SET PROBLEM | Extract every line that contains the word "allele".

RAW DATA |
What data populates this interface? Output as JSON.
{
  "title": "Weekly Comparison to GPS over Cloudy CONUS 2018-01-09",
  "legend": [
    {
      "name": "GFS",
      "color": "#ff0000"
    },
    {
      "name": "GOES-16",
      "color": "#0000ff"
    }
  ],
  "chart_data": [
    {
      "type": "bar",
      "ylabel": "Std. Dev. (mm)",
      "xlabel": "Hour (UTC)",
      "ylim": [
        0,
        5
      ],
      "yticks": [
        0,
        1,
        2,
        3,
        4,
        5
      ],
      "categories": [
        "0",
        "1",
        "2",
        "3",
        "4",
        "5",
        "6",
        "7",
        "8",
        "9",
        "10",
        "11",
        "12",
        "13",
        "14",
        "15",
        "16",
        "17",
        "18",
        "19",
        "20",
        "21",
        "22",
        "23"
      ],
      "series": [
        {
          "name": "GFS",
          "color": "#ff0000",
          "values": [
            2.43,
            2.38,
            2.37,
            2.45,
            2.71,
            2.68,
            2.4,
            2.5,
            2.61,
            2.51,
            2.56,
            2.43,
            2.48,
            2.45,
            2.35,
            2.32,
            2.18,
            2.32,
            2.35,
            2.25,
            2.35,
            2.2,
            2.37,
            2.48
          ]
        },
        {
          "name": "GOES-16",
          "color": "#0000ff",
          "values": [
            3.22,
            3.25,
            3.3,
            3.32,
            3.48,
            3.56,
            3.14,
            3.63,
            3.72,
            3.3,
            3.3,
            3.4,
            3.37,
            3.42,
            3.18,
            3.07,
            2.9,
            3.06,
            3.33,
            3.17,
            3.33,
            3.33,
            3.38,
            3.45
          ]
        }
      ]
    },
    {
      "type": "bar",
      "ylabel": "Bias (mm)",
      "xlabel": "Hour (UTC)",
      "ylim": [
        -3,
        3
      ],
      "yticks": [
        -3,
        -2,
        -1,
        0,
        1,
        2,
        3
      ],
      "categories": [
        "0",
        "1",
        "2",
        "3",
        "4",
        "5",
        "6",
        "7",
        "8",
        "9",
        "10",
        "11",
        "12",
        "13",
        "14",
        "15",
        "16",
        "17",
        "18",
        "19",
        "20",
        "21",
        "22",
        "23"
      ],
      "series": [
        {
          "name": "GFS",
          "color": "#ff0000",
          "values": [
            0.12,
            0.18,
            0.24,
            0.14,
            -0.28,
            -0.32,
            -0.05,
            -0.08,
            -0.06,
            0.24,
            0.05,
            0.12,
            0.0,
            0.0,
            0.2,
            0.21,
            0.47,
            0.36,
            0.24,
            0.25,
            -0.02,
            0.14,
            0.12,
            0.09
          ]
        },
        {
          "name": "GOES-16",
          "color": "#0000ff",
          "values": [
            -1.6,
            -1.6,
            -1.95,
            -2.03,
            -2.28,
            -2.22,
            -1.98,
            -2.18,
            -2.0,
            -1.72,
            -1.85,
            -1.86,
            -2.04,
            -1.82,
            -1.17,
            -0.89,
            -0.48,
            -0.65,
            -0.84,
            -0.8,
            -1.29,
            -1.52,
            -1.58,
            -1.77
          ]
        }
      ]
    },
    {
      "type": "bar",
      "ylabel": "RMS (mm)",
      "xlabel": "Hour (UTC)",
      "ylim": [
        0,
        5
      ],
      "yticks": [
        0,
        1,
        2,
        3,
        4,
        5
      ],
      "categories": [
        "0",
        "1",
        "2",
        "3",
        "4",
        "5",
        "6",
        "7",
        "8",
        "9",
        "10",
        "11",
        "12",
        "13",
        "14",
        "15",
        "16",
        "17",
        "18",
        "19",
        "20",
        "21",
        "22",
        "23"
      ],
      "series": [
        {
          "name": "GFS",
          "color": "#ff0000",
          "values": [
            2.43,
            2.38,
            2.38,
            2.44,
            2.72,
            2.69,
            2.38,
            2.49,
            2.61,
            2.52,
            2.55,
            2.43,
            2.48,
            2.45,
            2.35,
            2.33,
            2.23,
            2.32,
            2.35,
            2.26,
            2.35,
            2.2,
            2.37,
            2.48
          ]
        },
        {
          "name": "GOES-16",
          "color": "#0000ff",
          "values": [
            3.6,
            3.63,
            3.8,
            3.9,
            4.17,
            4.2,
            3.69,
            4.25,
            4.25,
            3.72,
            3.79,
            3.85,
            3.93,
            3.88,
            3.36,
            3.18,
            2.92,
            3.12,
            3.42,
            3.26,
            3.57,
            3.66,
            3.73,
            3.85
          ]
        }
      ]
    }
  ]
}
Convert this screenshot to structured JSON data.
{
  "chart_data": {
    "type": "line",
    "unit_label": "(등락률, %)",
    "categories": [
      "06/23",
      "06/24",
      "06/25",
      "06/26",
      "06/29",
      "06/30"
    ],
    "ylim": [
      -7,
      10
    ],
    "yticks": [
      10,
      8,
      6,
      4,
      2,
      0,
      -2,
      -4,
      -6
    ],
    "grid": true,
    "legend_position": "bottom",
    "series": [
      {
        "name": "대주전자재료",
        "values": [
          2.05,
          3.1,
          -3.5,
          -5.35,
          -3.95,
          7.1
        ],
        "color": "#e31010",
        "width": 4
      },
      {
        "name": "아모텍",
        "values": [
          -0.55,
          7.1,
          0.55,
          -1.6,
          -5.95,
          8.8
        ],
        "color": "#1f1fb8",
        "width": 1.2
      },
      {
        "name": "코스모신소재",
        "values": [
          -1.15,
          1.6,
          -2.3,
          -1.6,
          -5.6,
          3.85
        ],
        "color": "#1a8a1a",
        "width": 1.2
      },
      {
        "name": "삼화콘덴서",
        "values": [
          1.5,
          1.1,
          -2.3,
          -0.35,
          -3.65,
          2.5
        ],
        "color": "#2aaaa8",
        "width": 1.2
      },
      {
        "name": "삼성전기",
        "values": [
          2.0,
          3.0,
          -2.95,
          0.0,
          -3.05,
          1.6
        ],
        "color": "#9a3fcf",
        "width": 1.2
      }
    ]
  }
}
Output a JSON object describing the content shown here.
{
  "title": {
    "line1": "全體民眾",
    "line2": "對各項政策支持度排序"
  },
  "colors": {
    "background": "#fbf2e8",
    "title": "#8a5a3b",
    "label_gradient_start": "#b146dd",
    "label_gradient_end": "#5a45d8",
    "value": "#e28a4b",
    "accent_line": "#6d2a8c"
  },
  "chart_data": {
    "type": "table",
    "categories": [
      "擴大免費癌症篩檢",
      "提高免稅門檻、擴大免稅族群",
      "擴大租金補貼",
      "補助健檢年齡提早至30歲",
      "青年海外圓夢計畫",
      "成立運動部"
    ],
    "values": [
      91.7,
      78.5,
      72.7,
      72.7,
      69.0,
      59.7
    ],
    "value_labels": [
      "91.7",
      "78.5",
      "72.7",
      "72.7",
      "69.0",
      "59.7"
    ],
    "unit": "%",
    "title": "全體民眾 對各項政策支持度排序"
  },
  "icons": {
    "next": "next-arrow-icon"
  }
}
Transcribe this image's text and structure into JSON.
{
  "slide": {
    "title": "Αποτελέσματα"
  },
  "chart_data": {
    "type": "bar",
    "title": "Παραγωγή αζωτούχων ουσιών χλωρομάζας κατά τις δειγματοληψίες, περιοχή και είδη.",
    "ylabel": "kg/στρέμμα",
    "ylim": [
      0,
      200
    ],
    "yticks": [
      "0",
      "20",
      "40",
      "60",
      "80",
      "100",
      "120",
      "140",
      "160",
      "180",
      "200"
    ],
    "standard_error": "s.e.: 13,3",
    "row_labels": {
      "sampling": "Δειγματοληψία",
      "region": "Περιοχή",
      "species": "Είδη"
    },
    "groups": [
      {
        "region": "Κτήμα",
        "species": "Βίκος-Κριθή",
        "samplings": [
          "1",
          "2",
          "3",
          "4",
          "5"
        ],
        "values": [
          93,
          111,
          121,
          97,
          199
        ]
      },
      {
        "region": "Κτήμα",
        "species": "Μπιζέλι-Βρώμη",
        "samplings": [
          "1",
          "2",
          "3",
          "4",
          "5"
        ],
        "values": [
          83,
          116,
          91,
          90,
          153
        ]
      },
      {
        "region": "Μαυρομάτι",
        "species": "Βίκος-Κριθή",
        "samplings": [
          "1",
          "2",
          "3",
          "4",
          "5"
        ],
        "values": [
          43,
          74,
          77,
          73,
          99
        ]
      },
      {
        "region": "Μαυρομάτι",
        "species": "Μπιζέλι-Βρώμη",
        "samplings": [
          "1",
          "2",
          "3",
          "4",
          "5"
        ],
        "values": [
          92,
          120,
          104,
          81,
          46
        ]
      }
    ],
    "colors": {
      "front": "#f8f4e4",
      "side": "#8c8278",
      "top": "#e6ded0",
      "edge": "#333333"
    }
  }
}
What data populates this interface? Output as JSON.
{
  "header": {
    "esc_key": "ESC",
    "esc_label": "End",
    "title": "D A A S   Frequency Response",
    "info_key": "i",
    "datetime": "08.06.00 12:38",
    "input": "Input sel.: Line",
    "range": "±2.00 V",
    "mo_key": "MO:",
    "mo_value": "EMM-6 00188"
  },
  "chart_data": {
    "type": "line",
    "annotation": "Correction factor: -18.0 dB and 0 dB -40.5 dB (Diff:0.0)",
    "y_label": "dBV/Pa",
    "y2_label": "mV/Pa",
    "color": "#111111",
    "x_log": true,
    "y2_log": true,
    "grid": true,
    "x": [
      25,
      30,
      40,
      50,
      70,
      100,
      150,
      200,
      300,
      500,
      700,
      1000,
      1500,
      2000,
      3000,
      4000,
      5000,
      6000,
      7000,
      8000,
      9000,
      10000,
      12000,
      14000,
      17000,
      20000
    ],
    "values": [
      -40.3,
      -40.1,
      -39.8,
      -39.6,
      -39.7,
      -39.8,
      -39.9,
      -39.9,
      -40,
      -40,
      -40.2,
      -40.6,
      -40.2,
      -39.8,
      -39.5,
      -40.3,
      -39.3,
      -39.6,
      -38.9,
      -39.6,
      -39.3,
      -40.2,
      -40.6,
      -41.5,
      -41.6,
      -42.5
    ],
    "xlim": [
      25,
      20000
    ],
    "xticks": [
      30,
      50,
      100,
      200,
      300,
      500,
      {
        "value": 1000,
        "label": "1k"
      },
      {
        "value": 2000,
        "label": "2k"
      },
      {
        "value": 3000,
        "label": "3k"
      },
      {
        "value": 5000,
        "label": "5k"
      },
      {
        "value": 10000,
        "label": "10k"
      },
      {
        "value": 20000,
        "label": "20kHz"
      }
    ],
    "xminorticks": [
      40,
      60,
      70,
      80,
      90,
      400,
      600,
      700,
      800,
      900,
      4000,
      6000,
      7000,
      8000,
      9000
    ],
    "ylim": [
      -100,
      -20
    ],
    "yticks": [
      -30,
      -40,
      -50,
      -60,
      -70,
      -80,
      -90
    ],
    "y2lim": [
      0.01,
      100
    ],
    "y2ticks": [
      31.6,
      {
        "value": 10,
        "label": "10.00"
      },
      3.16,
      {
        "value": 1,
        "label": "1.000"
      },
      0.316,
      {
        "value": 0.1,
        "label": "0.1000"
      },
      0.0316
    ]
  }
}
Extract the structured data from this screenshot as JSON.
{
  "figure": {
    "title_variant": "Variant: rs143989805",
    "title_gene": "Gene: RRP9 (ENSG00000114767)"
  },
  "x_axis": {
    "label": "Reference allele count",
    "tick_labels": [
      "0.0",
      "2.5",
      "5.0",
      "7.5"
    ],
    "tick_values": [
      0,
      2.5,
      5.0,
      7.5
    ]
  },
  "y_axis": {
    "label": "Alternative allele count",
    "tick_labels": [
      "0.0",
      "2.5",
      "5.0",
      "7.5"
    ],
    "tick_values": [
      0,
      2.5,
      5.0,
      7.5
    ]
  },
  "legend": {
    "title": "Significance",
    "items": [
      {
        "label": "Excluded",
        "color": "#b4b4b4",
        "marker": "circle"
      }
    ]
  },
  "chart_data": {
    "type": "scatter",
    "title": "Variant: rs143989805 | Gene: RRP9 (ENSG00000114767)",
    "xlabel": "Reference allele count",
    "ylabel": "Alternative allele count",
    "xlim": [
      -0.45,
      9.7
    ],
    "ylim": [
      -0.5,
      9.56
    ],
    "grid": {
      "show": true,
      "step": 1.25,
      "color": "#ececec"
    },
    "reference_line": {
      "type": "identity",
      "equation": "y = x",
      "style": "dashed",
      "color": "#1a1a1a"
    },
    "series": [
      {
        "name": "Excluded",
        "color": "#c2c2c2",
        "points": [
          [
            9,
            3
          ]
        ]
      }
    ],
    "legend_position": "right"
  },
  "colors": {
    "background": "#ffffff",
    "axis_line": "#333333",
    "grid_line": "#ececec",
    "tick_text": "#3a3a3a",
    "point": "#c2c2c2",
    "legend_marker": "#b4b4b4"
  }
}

REPLY |
    "label": "Reference allele count",
    "label": "Alternative allele count",
    "xlabel": "Reference allele count",
    "ylabel": "Alternative allele count",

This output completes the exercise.